PAGE EXTRACT:
______

Monday, January 16, 2017

Frida Kahlo at Home - Book Review by M.L.Holton

Review pre-amble: Recently, I was invited to review a book about artist, Frida Kahlo. The book itself, the production of it, was splendid. But the more I considered the content, the more I found it was raising more questions about the artist and her work then it settled ... To wit:

Artist Frida Kahlo's Blood Bath at Casa Azul -
Book Review by M.L.Holton 

Review of 'Frida Kahlo At Home, by Suzanne Barbezat' - by M.L.Holton 
Published by Frances Lincoln Limited. 160pp, illustrated, 8.9" x 10.2", hard-cover. 
All images reproduced from the publication.  ISBN: 9780711237322   US $35 / CDN $45



Little known beyond the art circles of her own lifetime, Mexican artist, Frida Kahlo's ghoulish self-portraits throw a very long shadow today. This is surprising, given that Kahlo painted only 200 artworks during her entire life. One third of those works were her broody, introspective self-portraits, often depicting herself in a state of physical or psychological suffering, with the majority of them amplifying mutilated blood-gushing body parts.

Most contemporary international art critics and collectors are aware of these disturbing blood-soaked self-portraits. Yet, for all her notoriety of today, (with her equally uncompromising full-frontal uni-brow stare-downs), it is intriguing to note that there was only one exhibition of her art work, ever, while she was alive, in her home and native land of Mexico.

So, how did the current 'Cult of Frida' develop?

Travel writer and anthropologist, Suzanne Barbezat, provides substantial clues in her heavily illustrated coffee-table book, entitled, "Frida Kahlo at Home'. It is a well-documented treasure trove of Kahlo ephemera: with striking interior and exterior photographs of Kahlo's primary residence, La Casa Azul, aka The Blue House. The book also contains intriguing snippets of personal letters and memorabilia between herself and her husband, Diego Rivera - as well as her assorted lovers, including Russian communist revolutionary leader, Leon Troksky, and the American-Japanese sculptor, Isamu Noguchi. Many chronological reproductions of Kahlo's work flush out this tribute.

As the book press release states: "La Casa Azul, now one of the most visited museums in Mexico City, was the birthplace of the artist, Frida Khalo. It was the home where she grew up, where she lived with her husband, Diego Rivera, and where she died. She also spent significant periods of time in the house convalescing: first, when she contracted polio as a small child and again at the age of 18, after the trolley accident, which left her critically injured. Confined to her bed in casts and orthopedic devices and in constant pain, the bedroom at La Casa Azul is where Frida began to paint the vibrant and unflinching portraits and self-portraits that would make her name'".

But, Who Was She? Frida Kahlo, christened Magdalena Carmen Frieda Kahlo y Calderon, was born in Mexico to a German father, Carl Wilhelm Kahlo, (who changed his name to Guillermo Kahlo when he emigrated), and a Spanish-Mexican mother, Matilde, (his second wife.).  She was raised with certain privileges, attending a private German prep school, and receiving a pious Catholic indoctrination via her very devout mother.

Photo of Frida, taken by her father, 1926.
Frida only went 'native' after she began her lifelong association with famed Mexican artist and self-proclaimed atheist, Diego Rivera. First, as his student, then later, as his wife. They were married in 1929. She was 22, he was 42.

______

Annotated element listings:
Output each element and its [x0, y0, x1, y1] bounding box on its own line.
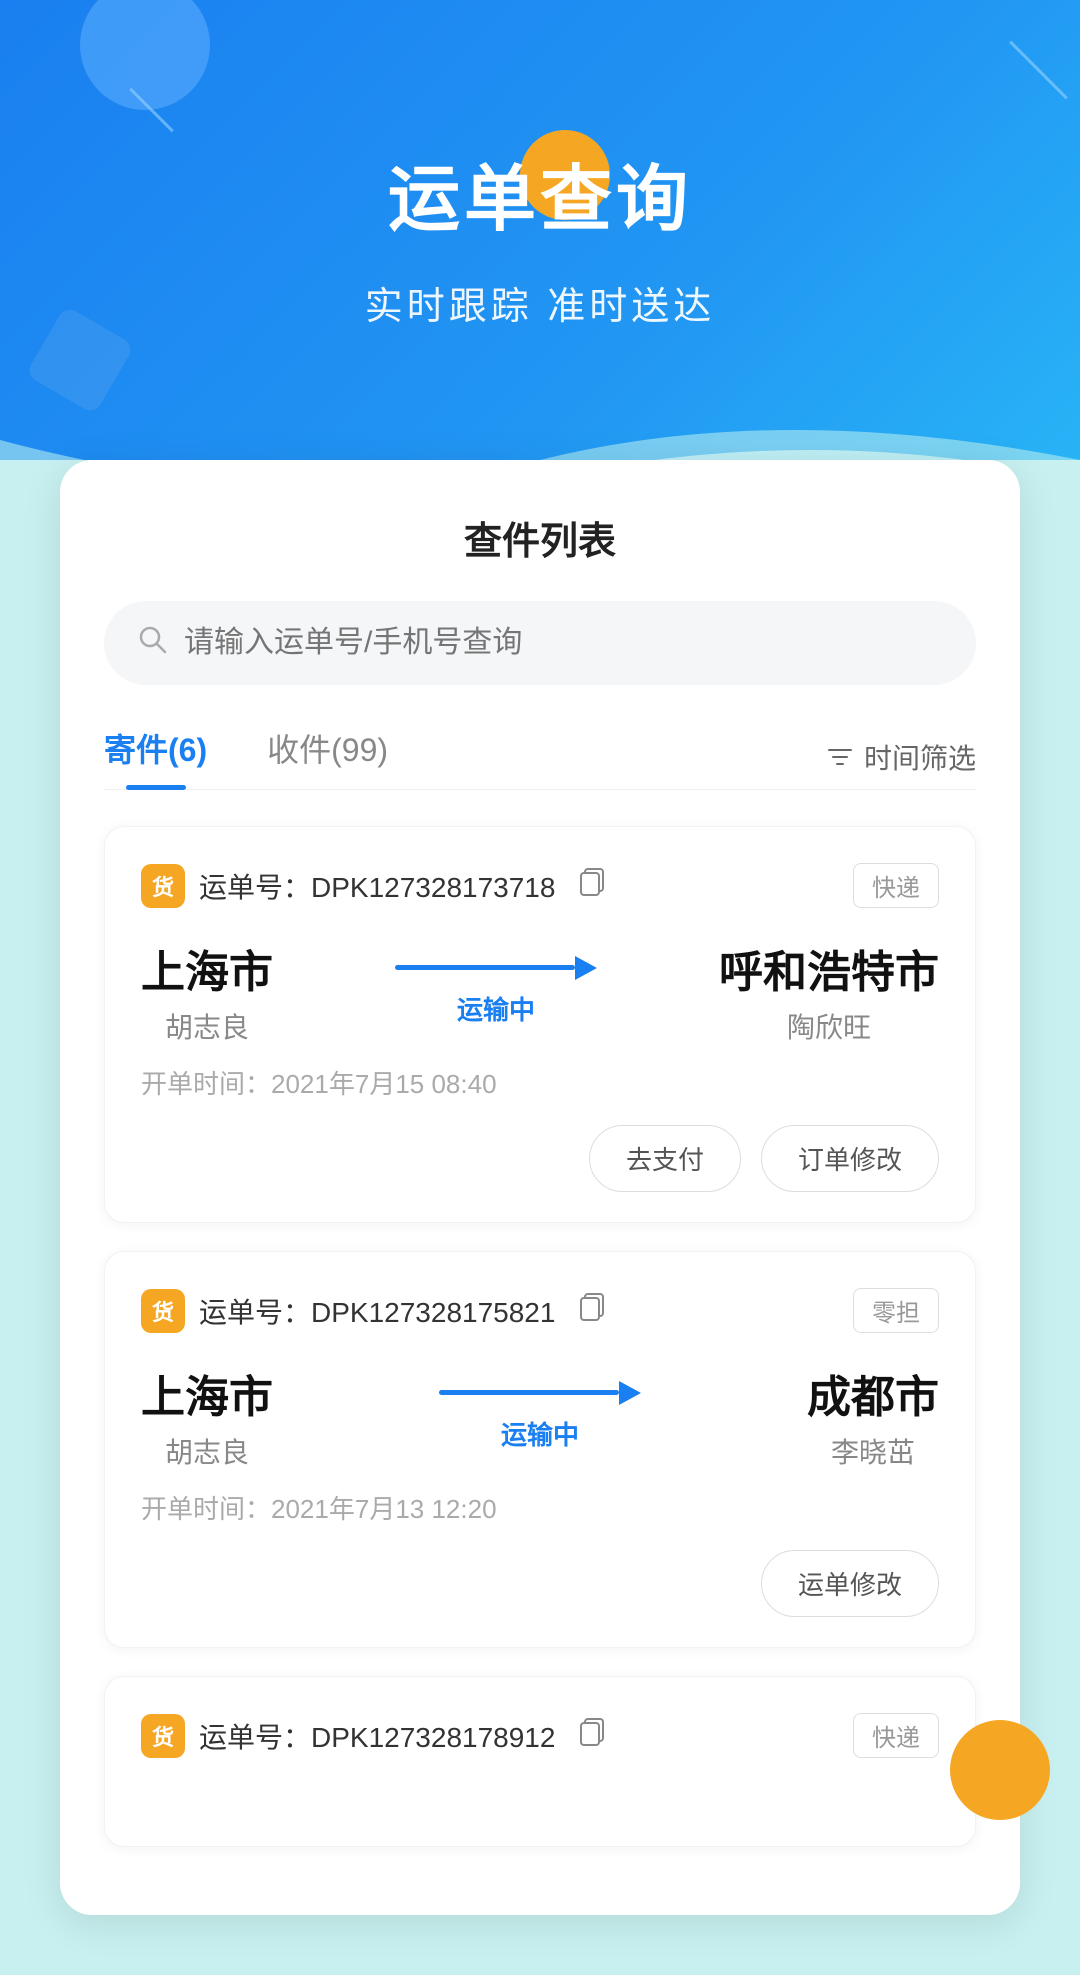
order-header-1: 货 运单号：DPK127328173718 快递 — [141, 863, 939, 908]
from-city-2: 上海市 胡志良 — [141, 1361, 273, 1471]
filter-button[interactable]: 时间筛选 — [826, 737, 976, 777]
sub-title: 实时跟踪 准时送达 — [0, 275, 1080, 330]
order-header-left-1: 货 运单号：DPK127328173718 — [141, 864, 607, 908]
arrow-line-2 — [439, 1381, 641, 1405]
card-title: 查件列表 — [104, 510, 976, 565]
order-tag-3: 快递 — [853, 1713, 939, 1758]
order-tag-2: 零担 — [853, 1288, 939, 1333]
route-section-2: 上海市 胡志良 运输中 成都市 李晓茁 — [141, 1361, 939, 1471]
filter-icon — [826, 743, 854, 771]
search-input[interactable] — [184, 626, 944, 660]
tab-receive[interactable]: 收件(99) — [267, 725, 388, 789]
transport-status-1: 运输中 — [457, 990, 535, 1027]
order-icon-text-1: 货 — [152, 870, 174, 902]
order-header-left-2: 货 运单号：DPK127328175821 — [141, 1289, 607, 1333]
arrow-head-1 — [575, 956, 597, 980]
order-header-3: 货 运单号：DPK127328178912 快递 — [141, 1713, 939, 1758]
order-icon-1: 货 — [141, 864, 185, 908]
filter-label: 时间筛选 — [864, 737, 976, 777]
header-content: 运单查询 实时跟踪 准时送达 — [0, 0, 1080, 330]
action-buttons-2: 运单修改 — [141, 1550, 939, 1617]
route-section-1: 上海市 胡志良 运输中 呼和浩特市 陶欣旺 — [141, 936, 939, 1046]
order-icon-text-3: 货 — [152, 1720, 174, 1752]
order-time-1: 开单时间：2021年7月15 08:40 — [141, 1064, 939, 1101]
tab-send[interactable]: 寄件(6) — [104, 725, 207, 789]
search-bar[interactable] — [104, 601, 976, 685]
order-icon-3: 货 — [141, 1714, 185, 1758]
order-header-2: 货 运单号：DPK127328175821 零担 — [141, 1288, 939, 1333]
order-number-3: 运单号：DPK127328178912 — [199, 1716, 555, 1756]
from-city-1: 上海市 胡志良 — [141, 936, 273, 1046]
main-card: 查件列表 寄件(6) 收件(99) — [60, 460, 1020, 1915]
order-tag-1: 快递 — [853, 863, 939, 908]
modify-button-2[interactable]: 运单修改 — [761, 1550, 939, 1617]
route-arrow-2: 运输中 — [439, 1381, 641, 1452]
arrow-head-2 — [619, 1381, 641, 1405]
route-arrow-1: 运输中 — [395, 956, 597, 1027]
search-icon — [136, 623, 168, 663]
main-title: 运单查询 — [0, 140, 1080, 245]
transport-status-2: 运输中 — [501, 1415, 579, 1452]
order-number-2: 运单号：DPK127328175821 — [199, 1291, 555, 1331]
to-city-1: 呼和浩特市 陶欣旺 — [719, 936, 939, 1046]
order-time-2: 开单时间：2021年7月13 12:20 — [141, 1489, 939, 1526]
arrow-bar-1 — [395, 965, 575, 970]
copy-icon-3[interactable] — [577, 1717, 607, 1754]
arrow-bar-2 — [439, 1390, 619, 1395]
order-card-3: 货 运单号：DPK127328178912 快递 — [104, 1676, 976, 1847]
header-background: 运单查询 实时跟踪 准时送达 — [0, 0, 1080, 520]
tabs-container: 寄件(6) 收件(99) 时间筛选 — [104, 725, 976, 790]
pay-button-1[interactable]: 去支付 — [589, 1125, 741, 1192]
to-city-2: 成都市 李晓茁 — [807, 1361, 939, 1471]
arrow-line-1 — [395, 956, 597, 980]
deco-circle-yellow-br — [950, 1720, 1050, 1820]
order-header-left-3: 货 运单号：DPK127328178912 — [141, 1714, 607, 1758]
copy-icon-2[interactable] — [577, 1292, 607, 1329]
order-number-1: 运单号：DPK127328173718 — [199, 866, 555, 906]
action-buttons-1: 去支付 订单修改 — [141, 1125, 939, 1192]
modify-button-1[interactable]: 订单修改 — [761, 1125, 939, 1192]
copy-icon-1[interactable] — [577, 867, 607, 904]
order-icon-2: 货 — [141, 1289, 185, 1333]
order-card-1: 货 运单号：DPK127328173718 快递 — [104, 826, 976, 1223]
order-card-2: 货 运单号：DPK127328175821 零担 — [104, 1251, 976, 1648]
order-icon-text-2: 货 — [152, 1295, 174, 1327]
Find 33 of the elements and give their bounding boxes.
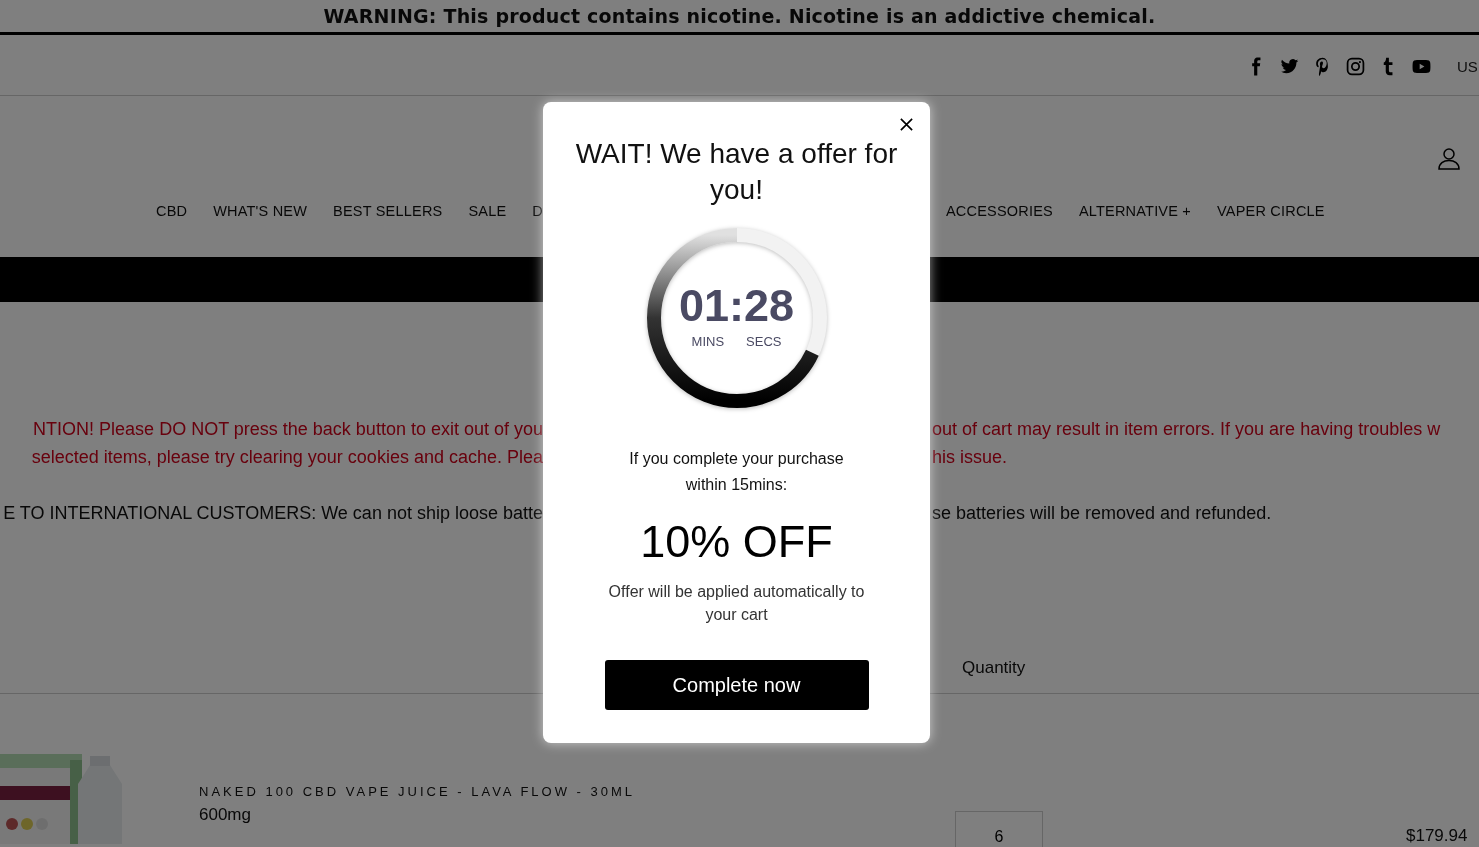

______

TO-DO LIST:
a) Duplicate everything in the Frida Kahlo review from "Travel writer and" down to "out this tribute.".
b) From the entries, set down everything from the line containing "order-header-1: 货 运单号：DPK127328173718" down to the line containing "route-section-2: 上海市 胡志良", keeping each line unchanged.
The entries have no connection to the Frida Kahlo review.

SOLUTIONS:
a)
Travel writer and anthropologist, Suzanne Barbezat, provides substantial clues in her heavily illustrated coffee-table book, entitled, "Frida Kahlo at Home'. It is a well-documented treasure trove of Kahlo ephemera: with striking interior and exterior photographs of Kahlo's primary residence, La Casa Azul, aka The Blue House. The book also contains intriguing snippets of personal letters and memorabilia between herself and her husband, Diego Rivera - as well as her assorted lovers, including Russian communist revolutionary leader, Leon Troksky, and the American-Japanese sculptor, Isamu Noguchi. Many chronological reproductions of Kahlo's work flush out this tribute.

b)
order-header-1: 货 运单号：DPK127328173718 快递 — [141, 863, 939, 908]
from-city-2: 上海市 胡志良 — [141, 1361, 273, 1471]
filter-button[interactable]: 时间筛选 — [826, 737, 976, 777]
sub-title: 实时跟踪 准时送达 — [0, 275, 1080, 330]
order-header-left-1: 货 运单号：DPK127328173718 — [141, 864, 607, 908]
arrow-line-2 — [439, 1381, 641, 1405]
card-title: 查件列表 — [104, 510, 976, 565]
order-tag-3: 快递 — [853, 1713, 939, 1758]
order-tag-2: 零担 — [853, 1288, 939, 1333]
route-section-2: 上海市 胡志良 运输中 成都市 李晓茁 — [141, 1361, 939, 1471]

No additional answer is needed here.